Short exercise
All entries must be extracted exactly, with nothing added or dropped.

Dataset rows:
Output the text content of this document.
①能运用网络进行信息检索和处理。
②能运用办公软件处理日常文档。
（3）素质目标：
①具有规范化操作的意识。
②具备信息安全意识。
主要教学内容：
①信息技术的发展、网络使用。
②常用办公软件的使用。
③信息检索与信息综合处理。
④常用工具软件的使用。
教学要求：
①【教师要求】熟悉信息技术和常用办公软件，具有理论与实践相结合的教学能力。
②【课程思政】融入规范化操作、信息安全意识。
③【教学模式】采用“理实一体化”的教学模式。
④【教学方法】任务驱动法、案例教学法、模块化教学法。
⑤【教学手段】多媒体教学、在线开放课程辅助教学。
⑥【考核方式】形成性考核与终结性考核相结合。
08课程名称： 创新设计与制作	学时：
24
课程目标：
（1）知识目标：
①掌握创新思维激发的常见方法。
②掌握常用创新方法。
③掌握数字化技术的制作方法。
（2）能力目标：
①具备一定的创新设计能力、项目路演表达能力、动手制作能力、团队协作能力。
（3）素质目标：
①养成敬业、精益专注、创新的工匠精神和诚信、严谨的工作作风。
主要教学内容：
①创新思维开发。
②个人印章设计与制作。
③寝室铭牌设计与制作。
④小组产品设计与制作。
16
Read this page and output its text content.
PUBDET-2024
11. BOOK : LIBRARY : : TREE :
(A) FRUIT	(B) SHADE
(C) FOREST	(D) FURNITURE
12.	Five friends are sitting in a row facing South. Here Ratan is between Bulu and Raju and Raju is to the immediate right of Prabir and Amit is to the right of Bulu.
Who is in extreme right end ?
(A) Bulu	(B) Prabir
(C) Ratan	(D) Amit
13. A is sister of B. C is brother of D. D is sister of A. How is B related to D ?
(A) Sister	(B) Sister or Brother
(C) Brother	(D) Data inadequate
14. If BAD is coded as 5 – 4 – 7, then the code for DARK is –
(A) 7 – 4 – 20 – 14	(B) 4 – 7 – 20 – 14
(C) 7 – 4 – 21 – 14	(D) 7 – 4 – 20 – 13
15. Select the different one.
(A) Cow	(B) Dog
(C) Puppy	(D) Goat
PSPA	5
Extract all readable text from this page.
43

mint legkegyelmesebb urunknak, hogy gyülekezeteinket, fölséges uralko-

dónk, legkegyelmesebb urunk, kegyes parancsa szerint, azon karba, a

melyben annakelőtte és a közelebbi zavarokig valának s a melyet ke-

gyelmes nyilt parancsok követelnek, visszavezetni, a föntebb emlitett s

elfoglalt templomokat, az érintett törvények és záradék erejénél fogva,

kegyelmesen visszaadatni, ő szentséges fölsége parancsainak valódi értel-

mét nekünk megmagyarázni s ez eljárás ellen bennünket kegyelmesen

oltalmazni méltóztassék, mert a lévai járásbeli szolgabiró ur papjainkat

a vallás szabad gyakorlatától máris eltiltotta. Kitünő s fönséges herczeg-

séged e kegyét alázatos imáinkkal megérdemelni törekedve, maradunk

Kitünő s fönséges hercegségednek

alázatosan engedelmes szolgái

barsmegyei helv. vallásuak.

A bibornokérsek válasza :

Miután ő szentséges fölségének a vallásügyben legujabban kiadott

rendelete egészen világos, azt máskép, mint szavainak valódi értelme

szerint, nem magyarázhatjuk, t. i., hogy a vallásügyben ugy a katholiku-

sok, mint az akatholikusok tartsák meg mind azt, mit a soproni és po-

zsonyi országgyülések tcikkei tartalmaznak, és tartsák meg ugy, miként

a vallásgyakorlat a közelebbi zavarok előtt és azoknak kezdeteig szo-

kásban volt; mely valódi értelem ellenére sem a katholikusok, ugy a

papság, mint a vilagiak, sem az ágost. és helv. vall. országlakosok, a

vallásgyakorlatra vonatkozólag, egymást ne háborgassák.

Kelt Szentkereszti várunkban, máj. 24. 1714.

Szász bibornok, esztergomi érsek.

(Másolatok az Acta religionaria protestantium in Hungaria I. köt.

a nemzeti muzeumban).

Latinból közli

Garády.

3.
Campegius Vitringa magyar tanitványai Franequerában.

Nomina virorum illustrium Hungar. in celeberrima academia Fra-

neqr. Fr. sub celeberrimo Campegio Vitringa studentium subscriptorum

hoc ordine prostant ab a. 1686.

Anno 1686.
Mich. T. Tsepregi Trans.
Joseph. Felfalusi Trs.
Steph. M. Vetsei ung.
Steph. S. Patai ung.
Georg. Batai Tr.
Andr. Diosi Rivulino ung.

Reply
Output the text content of this document.
①能运用网络进行信息检索和处理。
②能运用办公软件处理日常文档。
（3）素质目标：
①具有规范化操作的意识。
②具备信息安全意识。
主要教学内容：
①信息技术的发展、网络使用。
②常用办公软件的使用。
③信息检索与信息综合处理。
④常用工具软件的使用。
教学要求：
①【教师要求】熟悉信息技术和常用办公软件，具有理论与实践相结合的教学能力。
②【课程思政】融入规范化操作、信息安全意识。
③【教学模式】采用“理实一体化”的教学模式。
④【教学方法】任务驱动法、案例教学法、模块化教学法。
⑤【教学手段】多媒体教学、在线开放课程辅助教学。
⑥【考核方式】形成性考核与终结性考核相结合。
08课程名称： 创新设计与制作	学时：
24
课程目标：
（1）知识目标：
①掌握创新思维激发的常见方法。
②掌握常用创新方法。
③掌握数字化技术的制作方法。
（2）能力目标：
①具备一定的创新设计能力、项目路演表达能力、动手制作能力、团队协作能力。
（3）素质目标：
①养成敬业、精益专注、创新的工匠精神和诚信、严谨的工作作风。
主要教学内容：
①创新思维开发。
②个人印章设计与制作。
③寝室铭牌设计与制作。
④小组产品设计与制作。
16
Read this page and output its text content.
PUBDET-2024
11. BOOK : LIBRARY : : TREE :
(A) FRUIT	(B) SHADE
(C) FOREST	(D) FURNITURE
12.	Five friends are sitting in a row facing South. Here Ratan is between Bulu and Raju and Raju is to the immediate right of Prabir and Amit is to the right of Bulu.
Who is in extreme right end ?
(A) Bulu	(B) Prabir
(C) Ratan	(D) Amit
13. A is sister of B. C is brother of D. D is sister of A. How is B related to D ?
(A) Sister	(B) Sister or Brother
(C) Brother	(D) Data inadequate
14. If BAD is coded as 5 – 4 – 7, then the code for DARK is –
(A) 7 – 4 – 20 – 14	(B) 4 – 7 – 20 – 14
(C) 7 – 4 – 21 – 14	(D) 7 – 4 – 20 – 13
15. Select the different one.
(A) Cow	(B) Dog
(C) Puppy	(D) Goat
PSPA	5
Extract all readable text from this page.
43

mint legkegyelmesebb urunknak, hogy gyülekezeteinket, fölséges uralko-

dónk, legkegyelmesebb urunk, kegyes parancsa szerint, azon karba, a

melyben annakelőtte és a közelebbi zavarokig valának s a melyet ke-

gyelmes nyilt parancsok követelnek, visszavezetni, a föntebb emlitett s

elfoglalt templomokat, az érintett törvények és záradék erejénél fogva,

kegyelmesen visszaadatni, ő szentséges fölsége parancsainak valódi értel-

mét nekünk megmagyarázni s ez eljárás ellen bennünket kegyelmesen

oltalmazni méltóztassék, mert a lévai járásbeli szolgabiró ur papjainkat

a vallás szabad gyakorlatától máris eltiltotta. Kitünő s fönséges herczeg-

séged e kegyét alázatos imáinkkal megérdemelni törekedve, maradunk

Kitünő s fönséges hercegségednek

alázatosan engedelmes szolgái

barsmegyei helv. vallásuak.

A bibornokérsek válasza :

Miután ő szentséges fölségének a vallásügyben legujabban kiadott

rendelete egészen világos, azt máskép, mint szavainak valódi értelme

szerint, nem magyarázhatjuk, t. i., hogy a vallásügyben ugy a katholiku-

sok, mint az akatholikusok tartsák meg mind azt, mit a soproni és po-

zsonyi országgyülések tcikkei tartalmaznak, és tartsák meg ugy, miként

a vallásgyakorlat a közelebbi zavarok előtt és azoknak kezdeteig szo-

kásban volt; mely valódi értelem ellenére sem a katholikusok, ugy a

papság, mint a vilagiak, sem az ágost. és helv. vall. országlakosok, a

vallásgyakorlatra vonatkozólag, egymást ne háborgassák.

Kelt Szentkereszti várunkban, máj. 24. 1714.

Szász bibornok, esztergomi érsek.

(Másolatok az Acta religionaria protestantium in Hungaria I. köt.

a nemzeti muzeumban).

Latinból közli

Garády.

3.
Campegius Vitringa magyar tanitványai Franequerában.

Nomina virorum illustrium Hungar. in celeberrima academia Fra-

neqr. Fr. sub celeberrimo Campegio Vitringa studentium subscriptorum

hoc ordine prostant ab a. 1686.

Anno 1686.
Mich. T. Tsepregi Trans.
Joseph. Felfalusi Trs.
Steph. M. Vetsei ung.
Steph. S. Patai ung.
Georg. Batai Tr.
Andr. Diosi Rivulino ung.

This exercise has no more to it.